▸ **What the task requires**:
Print these lines exactly as they appear, covering every record, and leave out the pictures.

Records of image element boxes:

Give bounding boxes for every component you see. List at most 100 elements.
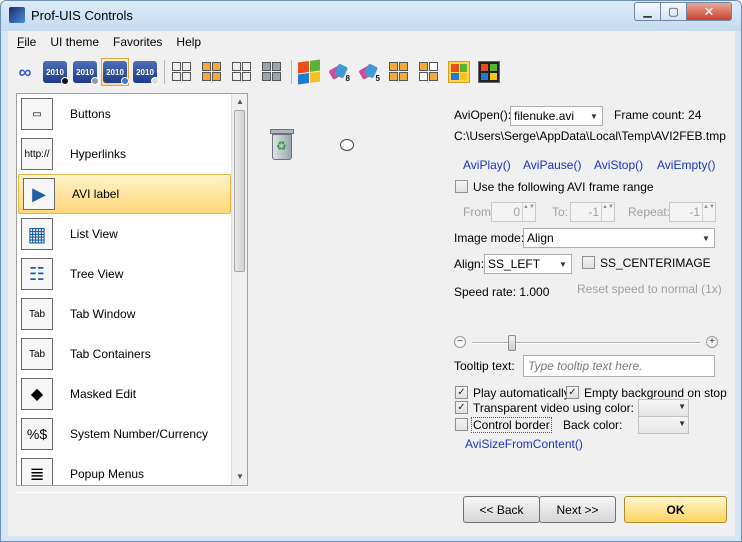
- menu-file[interactable]: File: [10, 31, 43, 53]
- image-mode-combo[interactable]: Align ▼: [523, 228, 715, 248]
- windows-xp-icon: [298, 59, 320, 85]
- avi-size-from-content-link[interactable]: AviSizeFromContent(): [465, 437, 583, 451]
- avi-play-link[interactable]: AviPlay(): [463, 158, 511, 172]
- sidebar-item-avi-label[interactable]: ▶ AVI label: [18, 174, 231, 214]
- menu-favorites[interactable]: Favorites: [106, 31, 169, 53]
- theme-2010-blue-button[interactable]: 2010: [101, 58, 129, 86]
- buttons-icon: ▭: [21, 98, 53, 130]
- theme-2010-label: 2010: [136, 67, 154, 77]
- sidebar-item-label: Masked Edit: [70, 387, 137, 401]
- office-2010-black-icon: 2010: [43, 61, 69, 85]
- theme-mixed-cube-button[interactable]: [415, 58, 443, 86]
- sidebar-item-buttons[interactable]: ▭ Buttons: [17, 94, 232, 134]
- theme-vs2005-button[interactable]: 5: [355, 58, 383, 86]
- theme-studio-button[interactable]: [258, 58, 286, 86]
- avi-properties-panel: AviOpen(): filenuke.avi ▼ Frame count: 2…: [453, 105, 727, 485]
- theme-classic-button[interactable]: [475, 58, 503, 86]
- minimize-button[interactable]: ▁: [634, 2, 661, 21]
- control-border-checkbox[interactable]: [455, 418, 468, 431]
- repeat-spinner[interactable]: -1 ▲▼: [669, 202, 716, 222]
- theme-vs2008-button[interactable]: 8: [325, 58, 353, 86]
- dropdown-arrow-icon: ▼: [678, 402, 686, 411]
- empty-background-checkbox[interactable]: ✓: [566, 386, 579, 399]
- theme-orange-cube-button[interactable]: [385, 58, 413, 86]
- sidebar-item-tab-containers[interactable]: Tab Tab Containers: [17, 334, 232, 374]
- speed-decrease-icon[interactable]: −: [454, 336, 466, 348]
- to-spinner[interactable]: -1 ▲▼: [570, 202, 615, 222]
- sidebar-item-hyperlinks[interactable]: http:// Hyperlinks: [17, 134, 232, 174]
- frame-range-checkbox[interactable]: [455, 180, 468, 193]
- play-automatically-checkbox[interactable]: ✓: [455, 386, 468, 399]
- spinner-arrows-icon[interactable]: ▲▼: [601, 203, 614, 221]
- sidebar-item-tree-view[interactable]: ☷ Tree View: [17, 254, 232, 294]
- menu-help[interactable]: Help: [169, 31, 208, 53]
- sidebar-item-label: List View: [70, 227, 118, 241]
- play-automatically-label: Play automatically: [473, 386, 570, 400]
- orange-cube-icon: [388, 61, 410, 83]
- windows-classic-icon: [478, 61, 500, 83]
- window-title: Prof-UIS Controls: [31, 8, 133, 23]
- sidebar-item-label: AVI label: [72, 187, 120, 201]
- recycle-bin-icon: ♻: [268, 129, 296, 161]
- speed-slider-thumb[interactable]: [508, 335, 516, 351]
- avi-animation-icon: [340, 139, 354, 151]
- mixed-cube-icon: [418, 61, 440, 83]
- theme-2010-black-button[interactable]: 2010: [41, 58, 69, 86]
- speed-increase-icon[interactable]: +: [706, 336, 718, 348]
- menu-bar: File UI theme Favorites Help: [8, 31, 735, 53]
- office-2010-white-icon: 2010: [133, 61, 159, 85]
- sidebar-item-tab-window[interactable]: Tab Tab Window: [17, 294, 232, 334]
- sidebar-scrollbar[interactable]: ▲ ▼: [231, 94, 247, 485]
- scroll-down-icon[interactable]: ▼: [235, 472, 245, 482]
- sidebar-item-masked-edit[interactable]: ◆ Masked Edit: [17, 374, 232, 414]
- speed-slider-track[interactable]: [472, 335, 700, 351]
- avi-pause-link[interactable]: AviPause(): [523, 158, 581, 172]
- theme-native-xp-button[interactable]: [445, 58, 473, 86]
- avi-label-icon: ▶: [23, 178, 55, 210]
- theme-xp-button[interactable]: [198, 58, 226, 86]
- theme-2010-white-button[interactable]: 2010: [131, 58, 159, 86]
- sidebar-item-list-view[interactable]: ▦ List View: [17, 214, 232, 254]
- sidebar-item-label: Tab Containers: [70, 347, 151, 361]
- ok-button[interactable]: OK: [624, 496, 727, 523]
- spinner-arrows-icon[interactable]: ▲▼: [702, 203, 715, 221]
- empty-background-label: Empty background on stop: [584, 386, 727, 400]
- maximize-button[interactable]: ▢: [660, 2, 687, 21]
- from-spinner[interactable]: 0 ▲▼: [491, 202, 536, 222]
- avi-preview-area: ♻: [256, 93, 446, 486]
- back-button[interactable]: << Back: [463, 496, 540, 523]
- bottom-separator: [16, 492, 727, 493]
- transparent-video-checkbox[interactable]: ✓: [455, 401, 468, 414]
- close-button[interactable]: ✕: [686, 2, 732, 21]
- toolbar-separator: [291, 60, 292, 84]
- theme-infinity-button[interactable]: ∞: [11, 58, 39, 86]
- tab-window-icon: Tab: [21, 298, 53, 330]
- sidebar-item-label: Tab Window: [70, 307, 136, 321]
- client-area: File UI theme Favorites Help ∞ 2010 2010…: [8, 31, 735, 536]
- title-bar[interactable]: Prof-UIS Controls ▁ ▢ ✕: [1, 1, 741, 31]
- sidebar-item-system-number-currency[interactable]: %$ System Number/Currency: [17, 414, 232, 454]
- avi-file-combo[interactable]: filenuke.avi ▼: [510, 106, 603, 126]
- sidebar-item-popup-menus[interactable]: ≣ Popup Menus: [17, 454, 232, 485]
- centerimage-label: SS_CENTERIMAGE: [600, 256, 711, 270]
- next-button[interactable]: Next >>: [539, 496, 616, 523]
- from-value: 0: [513, 205, 520, 219]
- tooltip-text-field[interactable]: [524, 356, 714, 376]
- centerimage-checkbox[interactable]: [582, 256, 595, 269]
- spinner-arrows-icon[interactable]: ▲▼: [522, 203, 535, 221]
- tooltip-text-input[interactable]: [523, 355, 715, 377]
- theme-windows-xp-button[interactable]: [295, 58, 323, 86]
- theme-2010-silver-button[interactable]: 2010: [71, 58, 99, 86]
- scroll-up-icon[interactable]: ▲: [235, 97, 245, 107]
- system-number-currency-icon: %$: [21, 418, 53, 450]
- scrollbar-thumb[interactable]: [234, 110, 245, 272]
- avi-stop-link[interactable]: AviStop(): [594, 158, 643, 172]
- back-color-picker[interactable]: ▼: [638, 416, 689, 434]
- theme-2003-button[interactable]: [168, 58, 196, 86]
- avi-empty-link[interactable]: AviEmpty(): [657, 158, 715, 172]
- speed-slider[interactable]: − +: [453, 335, 723, 356]
- align-combo[interactable]: SS_LEFT ▼: [484, 254, 572, 274]
- theme-2000-button[interactable]: [228, 58, 256, 86]
- transparent-color-picker[interactable]: ▼: [638, 399, 689, 417]
- menu-ui-theme[interactable]: UI theme: [43, 31, 106, 53]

▸ **Expected output**:
Give bounding boxes for every component you see. List at most 100 elements.
- menu-file[interactable]: File: [10, 31, 43, 53]
- image-mode-combo[interactable]: Align ▼: [523, 228, 715, 248]
- windows-xp-icon: [298, 59, 320, 85]
- avi-size-from-content-link[interactable]: AviSizeFromContent(): [465, 437, 583, 451]
- avi-play-link[interactable]: AviPlay(): [463, 158, 511, 172]
- sidebar-item-avi-label[interactable]: ▶ AVI label: [18, 174, 231, 214]
- menu-favorites[interactable]: Favorites: [106, 31, 169, 53]
- theme-2010-blue-button[interactable]: 2010: [101, 58, 129, 86]
- buttons-icon: ▭: [21, 98, 53, 130]
- theme-2010-label: 2010: [136, 67, 154, 77]
- sidebar-item-label: Masked Edit: [70, 387, 137, 401]
- office-2010-black-icon: 2010: [43, 61, 69, 85]
- theme-mixed-cube-button[interactable]: [415, 58, 443, 86]
- sidebar-item-buttons[interactable]: ▭ Buttons: [17, 94, 232, 134]
- theme-vs2005-button[interactable]: 5: [355, 58, 383, 86]
- theme-studio-button[interactable]: [258, 58, 286, 86]
- avi-properties-panel: AviOpen(): filenuke.avi ▼ Frame count: 2…: [453, 105, 727, 485]
- theme-classic-button[interactable]: [475, 58, 503, 86]
- minimize-button[interactable]: ▁: [634, 2, 661, 21]
- control-border-checkbox[interactable]: [455, 418, 468, 431]
- repeat-spinner[interactable]: -1 ▲▼: [669, 202, 716, 222]
- theme-vs2008-button[interactable]: 8: [325, 58, 353, 86]
- dropdown-arrow-icon: ▼: [678, 402, 686, 411]
- empty-background-checkbox[interactable]: ✓: [566, 386, 579, 399]
- theme-orange-cube-button[interactable]: [385, 58, 413, 86]
- sidebar-item-tab-containers[interactable]: Tab Tab Containers: [17, 334, 232, 374]
- speed-decrease-icon[interactable]: −: [454, 336, 466, 348]
- to-spinner[interactable]: -1 ▲▼: [570, 202, 615, 222]
- sidebar-item-hyperlinks[interactable]: http:// Hyperlinks: [17, 134, 232, 174]
- frame-range-checkbox[interactable]: [455, 180, 468, 193]
- play-automatically-checkbox[interactable]: ✓: [455, 386, 468, 399]
- spinner-arrows-icon[interactable]: ▲▼: [601, 203, 614, 221]
- sidebar-item-tree-view[interactable]: ☷ Tree View: [17, 254, 232, 294]
- menu-help[interactable]: Help: [169, 31, 208, 53]
- sidebar-item-label: List View: [70, 227, 118, 241]
- play-automatically-label: Play automatically: [473, 386, 570, 400]
- orange-cube-icon: [388, 61, 410, 83]
- windows-classic-icon: [478, 61, 500, 83]
- window-title: Prof-UIS Controls: [31, 8, 133, 23]
- sidebar-item-label: AVI label: [72, 187, 120, 201]
- recycle-bin-icon: ♻: [268, 129, 296, 161]
- speed-slider-thumb[interactable]: [508, 335, 516, 351]
- avi-animation-icon: [340, 139, 354, 151]
- mixed-cube-icon: [418, 61, 440, 83]
- theme-2010-black-button[interactable]: 2010: [41, 58, 69, 86]
- speed-increase-icon[interactable]: +: [706, 336, 718, 348]
- menu-bar: File UI theme Favorites Help: [8, 31, 735, 53]
- office-2010-white-icon: 2010: [133, 61, 159, 85]
- sidebar-item-tab-window[interactable]: Tab Tab Window: [17, 294, 232, 334]
- sidebar-scrollbar[interactable]: ▲ ▼: [231, 94, 247, 485]
- scroll-down-icon[interactable]: ▼: [235, 472, 245, 482]
- sidebar-item-masked-edit[interactable]: ◆ Masked Edit: [17, 374, 232, 414]
- speed-slider-track[interactable]: [472, 335, 700, 351]
- avi-pause-link[interactable]: AviPause(): [523, 158, 581, 172]
- theme-native-xp-button[interactable]: [445, 58, 473, 86]
- avi-label-icon: ▶: [23, 178, 55, 210]
- theme-xp-button[interactable]: [198, 58, 226, 86]
- theme-2010-white-button[interactable]: 2010: [131, 58, 159, 86]
- sidebar-item-list-view[interactable]: ▦ List View: [17, 214, 232, 254]
- sidebar-item-label: Tab Containers: [70, 347, 151, 361]
- ok-button[interactable]: OK: [624, 496, 727, 523]
- spinner-arrows-icon[interactable]: ▲▼: [702, 203, 715, 221]
- empty-background-label: Empty background on stop: [584, 386, 727, 400]
- maximize-button[interactable]: ▢: [660, 2, 687, 21]
- from-spinner[interactable]: 0 ▲▼: [491, 202, 536, 222]
- avi-preview-area: ♻: [256, 93, 446, 486]
- back-button[interactable]: << Back: [463, 496, 540, 523]
- bottom-separator: [16, 492, 727, 493]
- transparent-video-checkbox[interactable]: ✓: [455, 401, 468, 414]
- close-button[interactable]: ✕: [686, 2, 732, 21]
- toolbar-separator: [291, 60, 292, 84]
- theme-infinity-button[interactable]: ∞: [11, 58, 39, 86]
- tab-window-icon: Tab: [21, 298, 53, 330]
- sidebar-item-label: Tab Window: [70, 307, 136, 321]
- client-area: File UI theme Favorites Help ∞ 2010 2010…: [8, 31, 735, 536]
- title-bar[interactable]: Prof-UIS Controls ▁ ▢ ✕: [1, 1, 741, 31]
- sidebar-item-system-number-currency[interactable]: %$ System Number/Currency: [17, 414, 232, 454]
- avi-file-combo[interactable]: filenuke.avi ▼: [510, 106, 603, 126]
- sidebar-item-popup-menus[interactable]: ≣ Popup Menus: [17, 454, 232, 485]
- centerimage-label: SS_CENTERIMAGE: [600, 256, 711, 270]
- next-button[interactable]: Next >>: [539, 496, 616, 523]
- from-value: 0: [513, 205, 520, 219]
- tooltip-text-field[interactable]: [524, 356, 714, 376]
- centerimage-checkbox[interactable]: [582, 256, 595, 269]
- spinner-arrows-icon[interactable]: ▲▼: [522, 203, 535, 221]
- tooltip-text-input[interactable]: [523, 355, 715, 377]
- theme-windows-xp-button[interactable]: [295, 58, 323, 86]
- theme-2010-silver-button[interactable]: 2010: [71, 58, 99, 86]
- scroll-up-icon[interactable]: ▲: [235, 97, 245, 107]
- system-number-currency-icon: %$: [21, 418, 53, 450]
- scrollbar-thumb[interactable]: [234, 110, 245, 272]
- avi-stop-link[interactable]: AviStop(): [594, 158, 643, 172]
- back-color-picker[interactable]: ▼: [638, 416, 689, 434]
- theme-2003-button[interactable]: [168, 58, 196, 86]
- avi-empty-link[interactable]: AviEmpty(): [657, 158, 715, 172]
- speed-slider[interactable]: − +: [453, 335, 723, 356]
- align-combo[interactable]: SS_LEFT ▼: [484, 254, 572, 274]
- theme-2000-button[interactable]: [228, 58, 256, 86]
- transparent-color-picker[interactable]: ▼: [638, 399, 689, 417]
- menu-ui-theme[interactable]: UI theme: [43, 31, 106, 53]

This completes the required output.